**AIM OF THE TASK**. Return every line of the data below that includes the string "nhất".

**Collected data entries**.
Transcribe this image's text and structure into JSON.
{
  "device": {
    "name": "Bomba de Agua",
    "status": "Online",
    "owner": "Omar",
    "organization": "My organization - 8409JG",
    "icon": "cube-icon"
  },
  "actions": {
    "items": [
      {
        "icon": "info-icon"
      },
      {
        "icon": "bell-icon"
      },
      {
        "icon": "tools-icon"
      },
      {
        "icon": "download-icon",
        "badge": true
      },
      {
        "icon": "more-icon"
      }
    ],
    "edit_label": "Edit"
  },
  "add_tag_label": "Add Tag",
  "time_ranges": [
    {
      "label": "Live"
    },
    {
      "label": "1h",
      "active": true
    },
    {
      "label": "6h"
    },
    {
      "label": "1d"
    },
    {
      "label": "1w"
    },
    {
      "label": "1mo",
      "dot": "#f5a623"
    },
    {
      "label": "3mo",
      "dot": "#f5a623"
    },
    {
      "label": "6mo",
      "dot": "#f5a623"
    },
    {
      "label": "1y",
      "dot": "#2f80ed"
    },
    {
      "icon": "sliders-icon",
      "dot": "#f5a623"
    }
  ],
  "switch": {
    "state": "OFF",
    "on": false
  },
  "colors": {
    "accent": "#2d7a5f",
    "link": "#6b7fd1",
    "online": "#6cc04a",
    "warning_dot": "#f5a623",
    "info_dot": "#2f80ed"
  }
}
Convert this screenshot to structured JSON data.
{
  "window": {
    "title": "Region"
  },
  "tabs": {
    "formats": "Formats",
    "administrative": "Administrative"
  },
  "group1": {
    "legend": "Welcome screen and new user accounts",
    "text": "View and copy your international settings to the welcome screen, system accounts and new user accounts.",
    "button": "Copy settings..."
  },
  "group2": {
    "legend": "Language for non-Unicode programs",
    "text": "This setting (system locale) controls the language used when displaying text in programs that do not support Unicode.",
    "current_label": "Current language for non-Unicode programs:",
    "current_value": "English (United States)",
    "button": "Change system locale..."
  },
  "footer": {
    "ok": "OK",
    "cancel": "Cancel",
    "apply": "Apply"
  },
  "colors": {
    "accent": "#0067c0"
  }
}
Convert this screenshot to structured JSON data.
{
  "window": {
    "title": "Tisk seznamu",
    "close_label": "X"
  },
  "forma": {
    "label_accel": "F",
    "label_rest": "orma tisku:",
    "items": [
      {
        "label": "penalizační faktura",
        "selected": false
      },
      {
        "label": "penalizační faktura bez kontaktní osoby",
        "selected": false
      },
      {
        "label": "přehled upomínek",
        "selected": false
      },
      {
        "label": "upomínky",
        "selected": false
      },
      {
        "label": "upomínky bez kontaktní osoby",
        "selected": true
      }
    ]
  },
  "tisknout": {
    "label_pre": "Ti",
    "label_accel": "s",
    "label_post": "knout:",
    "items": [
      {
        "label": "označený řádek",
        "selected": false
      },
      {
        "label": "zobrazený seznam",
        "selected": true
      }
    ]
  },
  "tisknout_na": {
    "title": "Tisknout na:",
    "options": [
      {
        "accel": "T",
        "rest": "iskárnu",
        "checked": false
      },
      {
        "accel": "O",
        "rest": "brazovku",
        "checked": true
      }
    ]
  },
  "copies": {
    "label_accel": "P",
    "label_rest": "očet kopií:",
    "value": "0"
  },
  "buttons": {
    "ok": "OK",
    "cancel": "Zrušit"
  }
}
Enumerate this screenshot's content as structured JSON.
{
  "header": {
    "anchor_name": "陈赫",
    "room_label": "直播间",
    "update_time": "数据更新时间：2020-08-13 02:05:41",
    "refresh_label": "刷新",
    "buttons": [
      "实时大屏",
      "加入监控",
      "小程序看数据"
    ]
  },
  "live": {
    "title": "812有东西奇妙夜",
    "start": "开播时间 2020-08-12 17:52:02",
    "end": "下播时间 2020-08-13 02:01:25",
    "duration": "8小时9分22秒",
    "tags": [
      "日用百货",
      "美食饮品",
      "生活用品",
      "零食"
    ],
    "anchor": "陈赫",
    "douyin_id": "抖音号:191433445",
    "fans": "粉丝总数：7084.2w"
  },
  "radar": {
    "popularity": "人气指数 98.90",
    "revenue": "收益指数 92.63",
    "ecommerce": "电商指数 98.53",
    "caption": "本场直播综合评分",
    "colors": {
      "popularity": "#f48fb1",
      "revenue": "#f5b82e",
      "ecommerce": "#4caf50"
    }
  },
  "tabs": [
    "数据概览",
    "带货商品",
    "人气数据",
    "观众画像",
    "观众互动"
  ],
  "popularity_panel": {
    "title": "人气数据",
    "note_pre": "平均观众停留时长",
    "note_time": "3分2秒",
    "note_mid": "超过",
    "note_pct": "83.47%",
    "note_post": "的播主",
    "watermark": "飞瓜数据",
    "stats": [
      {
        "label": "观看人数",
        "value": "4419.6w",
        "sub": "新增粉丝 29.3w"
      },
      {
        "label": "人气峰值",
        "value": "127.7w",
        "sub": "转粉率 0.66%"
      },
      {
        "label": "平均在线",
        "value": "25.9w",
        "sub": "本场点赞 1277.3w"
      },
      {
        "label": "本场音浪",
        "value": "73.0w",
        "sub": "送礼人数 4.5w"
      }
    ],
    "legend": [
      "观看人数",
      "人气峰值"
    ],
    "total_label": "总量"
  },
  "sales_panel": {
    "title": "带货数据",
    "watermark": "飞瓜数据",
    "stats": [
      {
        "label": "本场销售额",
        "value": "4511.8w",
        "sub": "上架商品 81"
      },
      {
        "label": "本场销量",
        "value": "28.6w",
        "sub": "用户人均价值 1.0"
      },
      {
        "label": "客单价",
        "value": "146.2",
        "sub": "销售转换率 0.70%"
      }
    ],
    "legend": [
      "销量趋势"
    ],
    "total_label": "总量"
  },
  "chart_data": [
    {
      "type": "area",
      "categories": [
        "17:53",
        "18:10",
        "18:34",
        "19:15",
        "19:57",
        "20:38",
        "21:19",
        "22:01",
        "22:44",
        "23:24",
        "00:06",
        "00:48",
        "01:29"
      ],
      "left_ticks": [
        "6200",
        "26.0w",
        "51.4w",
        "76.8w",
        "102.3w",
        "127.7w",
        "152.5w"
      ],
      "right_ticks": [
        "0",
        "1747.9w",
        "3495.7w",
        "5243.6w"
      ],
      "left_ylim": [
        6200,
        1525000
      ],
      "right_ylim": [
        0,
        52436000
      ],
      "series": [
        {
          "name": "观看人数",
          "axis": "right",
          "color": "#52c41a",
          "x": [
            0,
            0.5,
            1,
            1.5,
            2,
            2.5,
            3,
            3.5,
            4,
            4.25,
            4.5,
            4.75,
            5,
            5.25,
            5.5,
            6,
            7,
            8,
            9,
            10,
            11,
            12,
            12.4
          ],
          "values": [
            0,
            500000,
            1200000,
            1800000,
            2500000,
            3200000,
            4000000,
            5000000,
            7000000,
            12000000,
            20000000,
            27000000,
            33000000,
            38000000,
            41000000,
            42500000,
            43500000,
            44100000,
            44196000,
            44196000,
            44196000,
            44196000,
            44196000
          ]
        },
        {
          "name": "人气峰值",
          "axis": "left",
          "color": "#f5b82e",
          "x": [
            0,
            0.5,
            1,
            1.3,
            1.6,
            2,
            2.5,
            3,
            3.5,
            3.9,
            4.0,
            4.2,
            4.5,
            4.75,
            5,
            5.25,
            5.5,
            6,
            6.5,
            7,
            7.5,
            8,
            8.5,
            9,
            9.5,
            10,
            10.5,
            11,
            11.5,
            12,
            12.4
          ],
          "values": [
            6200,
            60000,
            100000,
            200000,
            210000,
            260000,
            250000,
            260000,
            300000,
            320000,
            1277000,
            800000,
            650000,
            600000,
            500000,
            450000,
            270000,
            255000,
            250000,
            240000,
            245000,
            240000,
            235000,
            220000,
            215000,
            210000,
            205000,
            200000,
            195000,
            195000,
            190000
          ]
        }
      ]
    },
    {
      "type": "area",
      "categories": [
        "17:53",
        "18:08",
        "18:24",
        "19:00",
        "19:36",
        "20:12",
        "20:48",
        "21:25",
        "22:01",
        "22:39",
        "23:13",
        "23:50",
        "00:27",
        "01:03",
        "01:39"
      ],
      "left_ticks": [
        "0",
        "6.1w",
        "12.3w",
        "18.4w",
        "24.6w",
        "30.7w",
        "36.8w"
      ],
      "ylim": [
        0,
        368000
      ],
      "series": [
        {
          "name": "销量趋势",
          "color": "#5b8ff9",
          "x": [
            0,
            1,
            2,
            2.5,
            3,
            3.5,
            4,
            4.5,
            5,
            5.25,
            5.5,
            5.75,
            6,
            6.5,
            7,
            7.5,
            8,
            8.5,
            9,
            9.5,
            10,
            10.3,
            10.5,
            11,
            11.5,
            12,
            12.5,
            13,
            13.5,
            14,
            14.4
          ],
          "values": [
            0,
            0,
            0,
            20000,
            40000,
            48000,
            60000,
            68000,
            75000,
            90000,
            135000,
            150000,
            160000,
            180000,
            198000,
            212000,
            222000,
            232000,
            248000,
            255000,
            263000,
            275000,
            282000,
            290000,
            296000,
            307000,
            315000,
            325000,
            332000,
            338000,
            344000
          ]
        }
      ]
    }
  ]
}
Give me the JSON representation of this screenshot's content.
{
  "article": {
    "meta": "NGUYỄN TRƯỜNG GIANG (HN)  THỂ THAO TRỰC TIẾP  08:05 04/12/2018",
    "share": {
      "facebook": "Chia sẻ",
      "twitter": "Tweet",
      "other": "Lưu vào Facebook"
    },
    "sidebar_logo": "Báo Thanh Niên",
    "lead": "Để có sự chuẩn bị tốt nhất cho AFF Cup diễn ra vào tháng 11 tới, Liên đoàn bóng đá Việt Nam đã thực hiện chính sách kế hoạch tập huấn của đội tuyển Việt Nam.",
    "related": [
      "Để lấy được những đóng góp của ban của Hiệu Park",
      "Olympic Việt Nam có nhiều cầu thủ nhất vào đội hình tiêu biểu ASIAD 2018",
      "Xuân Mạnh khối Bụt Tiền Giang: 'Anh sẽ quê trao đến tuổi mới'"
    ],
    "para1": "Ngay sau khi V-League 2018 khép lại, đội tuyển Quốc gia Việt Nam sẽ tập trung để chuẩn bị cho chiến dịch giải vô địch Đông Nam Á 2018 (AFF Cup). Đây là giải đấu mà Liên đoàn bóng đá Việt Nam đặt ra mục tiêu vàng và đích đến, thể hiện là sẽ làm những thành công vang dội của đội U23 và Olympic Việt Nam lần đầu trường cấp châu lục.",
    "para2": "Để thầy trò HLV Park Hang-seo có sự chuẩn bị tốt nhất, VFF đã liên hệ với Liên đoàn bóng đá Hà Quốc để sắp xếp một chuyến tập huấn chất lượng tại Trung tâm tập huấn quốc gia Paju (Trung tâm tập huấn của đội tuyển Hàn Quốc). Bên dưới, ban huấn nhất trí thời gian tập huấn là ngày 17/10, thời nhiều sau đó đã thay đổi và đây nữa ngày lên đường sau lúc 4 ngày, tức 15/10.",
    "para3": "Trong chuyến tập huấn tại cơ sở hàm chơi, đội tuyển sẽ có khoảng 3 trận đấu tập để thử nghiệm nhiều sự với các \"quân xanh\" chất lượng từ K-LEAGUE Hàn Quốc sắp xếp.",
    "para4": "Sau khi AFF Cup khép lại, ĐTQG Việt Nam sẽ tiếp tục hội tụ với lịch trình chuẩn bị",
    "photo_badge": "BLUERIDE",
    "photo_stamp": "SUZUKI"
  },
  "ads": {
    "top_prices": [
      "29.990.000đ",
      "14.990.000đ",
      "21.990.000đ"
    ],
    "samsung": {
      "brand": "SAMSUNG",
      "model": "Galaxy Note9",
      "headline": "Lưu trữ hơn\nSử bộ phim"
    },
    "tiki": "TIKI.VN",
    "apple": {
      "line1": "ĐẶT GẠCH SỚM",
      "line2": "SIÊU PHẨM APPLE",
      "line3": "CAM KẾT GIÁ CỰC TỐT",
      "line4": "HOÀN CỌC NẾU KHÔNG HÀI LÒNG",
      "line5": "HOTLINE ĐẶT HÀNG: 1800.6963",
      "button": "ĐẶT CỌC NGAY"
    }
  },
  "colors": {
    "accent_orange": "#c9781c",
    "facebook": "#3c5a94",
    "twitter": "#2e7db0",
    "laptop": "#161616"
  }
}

**RESULT FOR THIS TASK**.
    "lead": "Để có sự chuẩn bị tốt nhất cho AFF Cup diễn ra vào tháng 11 tới, Liên đoàn bóng đá Việt Nam đã thực hiện chính sách kế hoạch tập huấn của đội tuyển Việt Nam.",
      "Olympic Việt Nam có nhiều cầu thủ nhất vào đội hình tiêu biểu ASIAD 2018",
    "para2": "Để thầy trò HLV Park Hang-seo có sự chuẩn bị tốt nhất, VFF đã liên hệ với Liên đoàn bóng đá Hà Quốc để sắp xếp một chuyến tập huấn chất lượng tại Trung tâm tập huấn quốc gia Paju (Trung tâm tập huấn của đội tuyển Hàn Quốc). Bên dưới, ban huấn nhất trí thời gian tập huấn là ngày 17/10, thời nhiều sau đó đã thay đổi và đây nữa ngày lên đường sau lúc 4 ngày, tức 15/10.",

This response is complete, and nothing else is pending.